● WORKING DATA:

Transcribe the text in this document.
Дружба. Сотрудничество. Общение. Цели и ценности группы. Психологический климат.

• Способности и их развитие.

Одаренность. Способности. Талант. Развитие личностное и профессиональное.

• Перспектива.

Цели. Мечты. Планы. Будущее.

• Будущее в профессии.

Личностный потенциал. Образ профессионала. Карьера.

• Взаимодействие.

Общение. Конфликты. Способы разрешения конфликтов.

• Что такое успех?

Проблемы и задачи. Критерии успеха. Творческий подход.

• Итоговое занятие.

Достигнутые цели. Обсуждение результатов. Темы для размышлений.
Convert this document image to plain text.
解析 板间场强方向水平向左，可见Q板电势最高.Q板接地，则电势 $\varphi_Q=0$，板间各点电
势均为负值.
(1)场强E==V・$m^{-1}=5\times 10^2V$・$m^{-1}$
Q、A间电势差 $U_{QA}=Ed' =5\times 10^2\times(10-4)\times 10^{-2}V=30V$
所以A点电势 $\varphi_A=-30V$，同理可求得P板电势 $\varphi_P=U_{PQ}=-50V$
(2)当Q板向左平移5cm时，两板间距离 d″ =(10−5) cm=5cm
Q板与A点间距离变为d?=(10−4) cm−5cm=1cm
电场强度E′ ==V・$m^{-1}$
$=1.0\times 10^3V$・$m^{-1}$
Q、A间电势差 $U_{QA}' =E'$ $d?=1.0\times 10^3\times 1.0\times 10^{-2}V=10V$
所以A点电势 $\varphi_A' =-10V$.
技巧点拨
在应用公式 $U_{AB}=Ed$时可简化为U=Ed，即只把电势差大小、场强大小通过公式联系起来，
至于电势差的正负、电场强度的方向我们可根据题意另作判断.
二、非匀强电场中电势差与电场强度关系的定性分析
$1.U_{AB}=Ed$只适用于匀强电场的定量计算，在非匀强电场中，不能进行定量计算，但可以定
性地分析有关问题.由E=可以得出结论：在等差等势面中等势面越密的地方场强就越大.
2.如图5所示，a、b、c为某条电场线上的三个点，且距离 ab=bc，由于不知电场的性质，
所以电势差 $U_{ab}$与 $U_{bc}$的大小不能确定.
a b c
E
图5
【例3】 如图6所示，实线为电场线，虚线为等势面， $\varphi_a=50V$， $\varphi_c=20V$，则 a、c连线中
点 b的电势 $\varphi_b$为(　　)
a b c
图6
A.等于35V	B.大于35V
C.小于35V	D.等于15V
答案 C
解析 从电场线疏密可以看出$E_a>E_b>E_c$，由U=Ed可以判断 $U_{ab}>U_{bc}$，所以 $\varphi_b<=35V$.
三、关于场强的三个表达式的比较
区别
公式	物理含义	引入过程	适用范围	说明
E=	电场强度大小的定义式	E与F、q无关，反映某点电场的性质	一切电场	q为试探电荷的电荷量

* * *

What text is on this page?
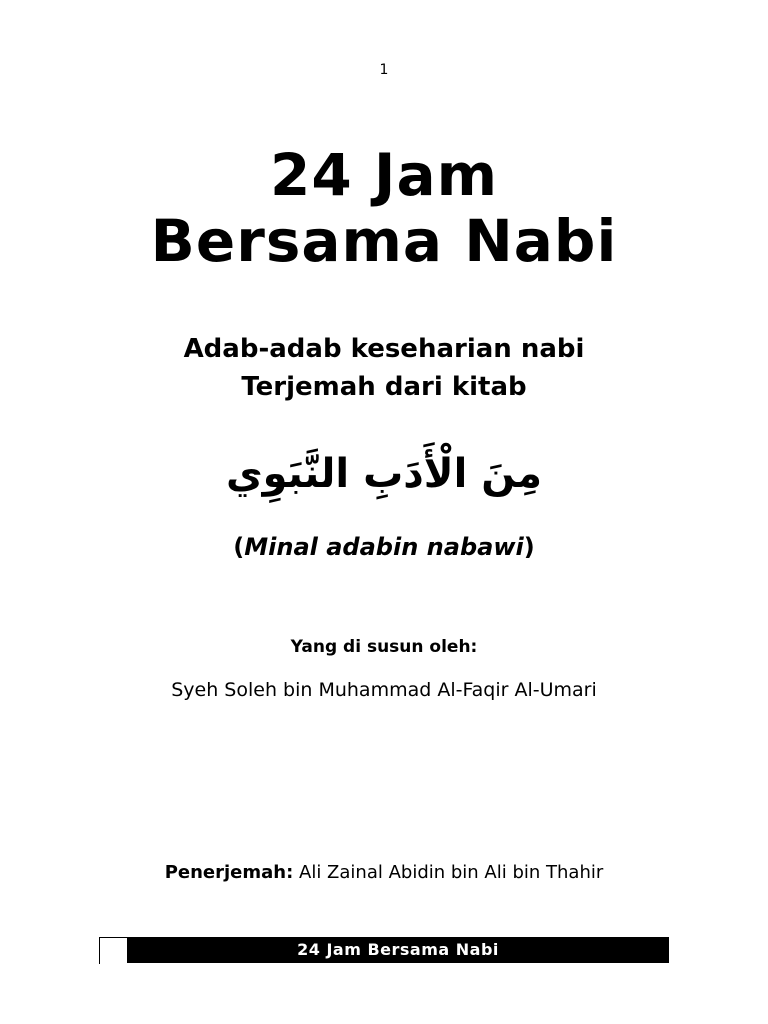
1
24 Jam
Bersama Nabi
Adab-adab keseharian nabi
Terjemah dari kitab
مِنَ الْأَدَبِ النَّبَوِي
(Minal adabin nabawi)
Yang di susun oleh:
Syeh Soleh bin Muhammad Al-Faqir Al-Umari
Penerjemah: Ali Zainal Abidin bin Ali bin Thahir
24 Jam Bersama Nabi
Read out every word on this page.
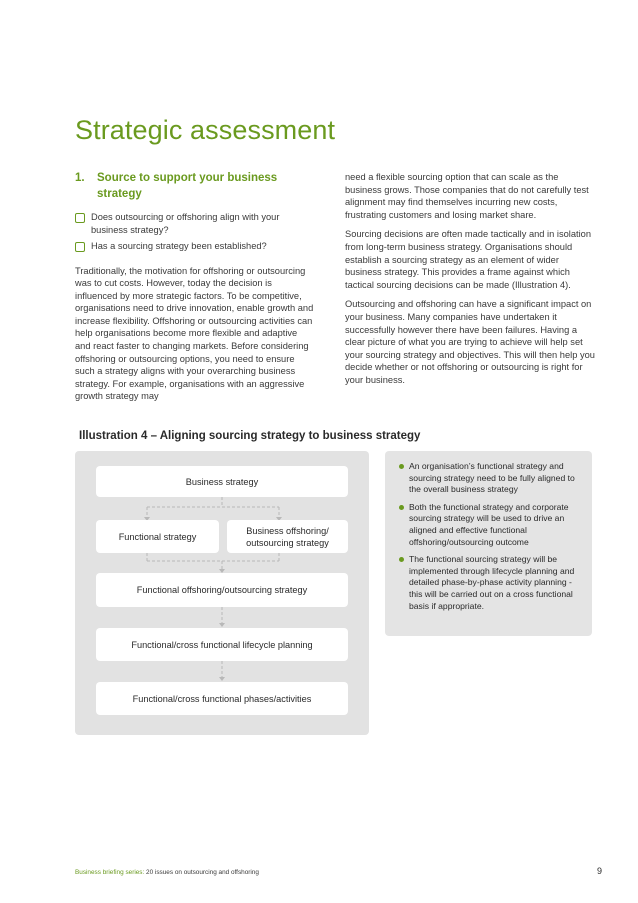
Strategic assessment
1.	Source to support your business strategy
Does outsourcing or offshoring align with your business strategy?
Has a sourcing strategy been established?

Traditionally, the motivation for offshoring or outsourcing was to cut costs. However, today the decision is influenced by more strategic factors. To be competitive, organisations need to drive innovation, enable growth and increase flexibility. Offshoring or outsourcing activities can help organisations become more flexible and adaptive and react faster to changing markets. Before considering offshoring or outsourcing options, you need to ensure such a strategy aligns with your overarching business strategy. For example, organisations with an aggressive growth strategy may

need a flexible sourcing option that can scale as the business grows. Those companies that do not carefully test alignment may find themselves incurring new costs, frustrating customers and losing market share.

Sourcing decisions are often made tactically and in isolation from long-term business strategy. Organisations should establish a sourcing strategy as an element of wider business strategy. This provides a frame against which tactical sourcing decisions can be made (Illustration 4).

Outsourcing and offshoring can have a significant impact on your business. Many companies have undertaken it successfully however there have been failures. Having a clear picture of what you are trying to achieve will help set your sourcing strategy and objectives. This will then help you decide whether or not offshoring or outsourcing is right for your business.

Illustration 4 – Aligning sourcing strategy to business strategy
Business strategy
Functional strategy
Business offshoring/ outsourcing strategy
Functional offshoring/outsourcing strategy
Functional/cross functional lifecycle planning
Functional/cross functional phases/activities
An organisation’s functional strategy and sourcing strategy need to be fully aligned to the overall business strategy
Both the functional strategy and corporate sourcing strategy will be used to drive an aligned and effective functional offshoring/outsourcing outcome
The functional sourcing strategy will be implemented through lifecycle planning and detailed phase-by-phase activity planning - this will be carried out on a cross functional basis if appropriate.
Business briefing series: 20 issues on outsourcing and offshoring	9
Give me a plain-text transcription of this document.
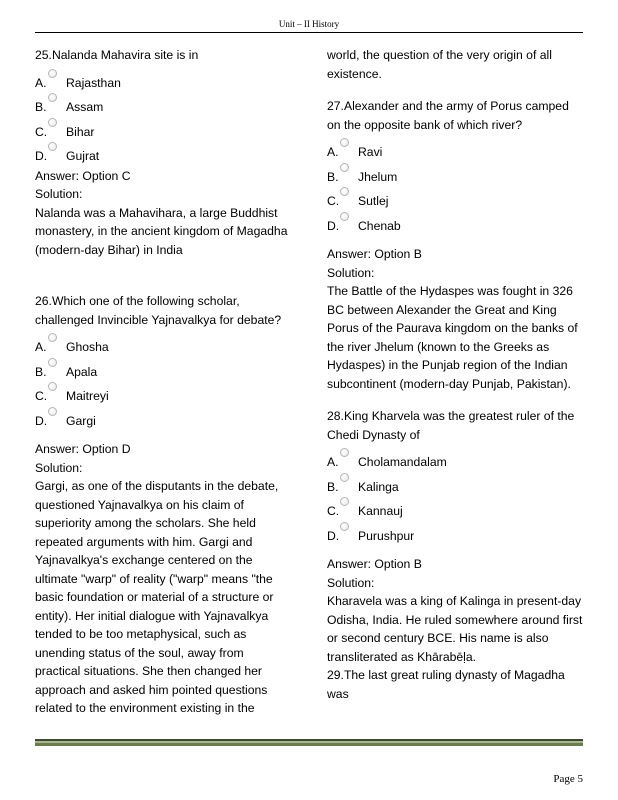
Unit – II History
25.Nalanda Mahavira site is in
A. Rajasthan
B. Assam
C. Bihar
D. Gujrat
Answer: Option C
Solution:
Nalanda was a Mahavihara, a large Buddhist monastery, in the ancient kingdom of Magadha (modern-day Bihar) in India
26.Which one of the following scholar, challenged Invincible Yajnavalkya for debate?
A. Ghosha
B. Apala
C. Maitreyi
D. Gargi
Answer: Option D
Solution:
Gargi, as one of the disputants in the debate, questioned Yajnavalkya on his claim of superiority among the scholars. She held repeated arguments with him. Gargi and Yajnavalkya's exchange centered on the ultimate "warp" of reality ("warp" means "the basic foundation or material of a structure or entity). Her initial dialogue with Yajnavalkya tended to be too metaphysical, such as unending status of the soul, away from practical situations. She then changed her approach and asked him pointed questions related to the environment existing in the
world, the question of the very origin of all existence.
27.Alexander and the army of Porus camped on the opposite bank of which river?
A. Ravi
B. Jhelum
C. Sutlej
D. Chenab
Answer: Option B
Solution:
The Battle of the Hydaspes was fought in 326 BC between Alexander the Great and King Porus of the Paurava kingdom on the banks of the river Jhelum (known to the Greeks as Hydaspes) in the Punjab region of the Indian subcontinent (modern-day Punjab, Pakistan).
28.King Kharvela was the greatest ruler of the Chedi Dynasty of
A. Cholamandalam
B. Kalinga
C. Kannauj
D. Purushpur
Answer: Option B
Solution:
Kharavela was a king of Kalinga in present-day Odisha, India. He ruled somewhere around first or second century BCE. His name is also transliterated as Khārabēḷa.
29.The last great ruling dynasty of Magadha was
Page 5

● PROMPT:
Gather each line holding the string "times".

● THE ANSWER:
(1)场强E==V・$m^{-1}=5\times 10^2V$・$m^{-1}$
Q、A间电势差 $U_{QA}=Ed' =5\times 10^2\times(10-4)\times 10^{-2}V=30V$
$=1.0\times 10^3V$・$m^{-1}$
Q、A间电势差 $U_{QA}' =E'$ $d?=1.0\times 10^3\times 1.0\times 10^{-2}V=10V$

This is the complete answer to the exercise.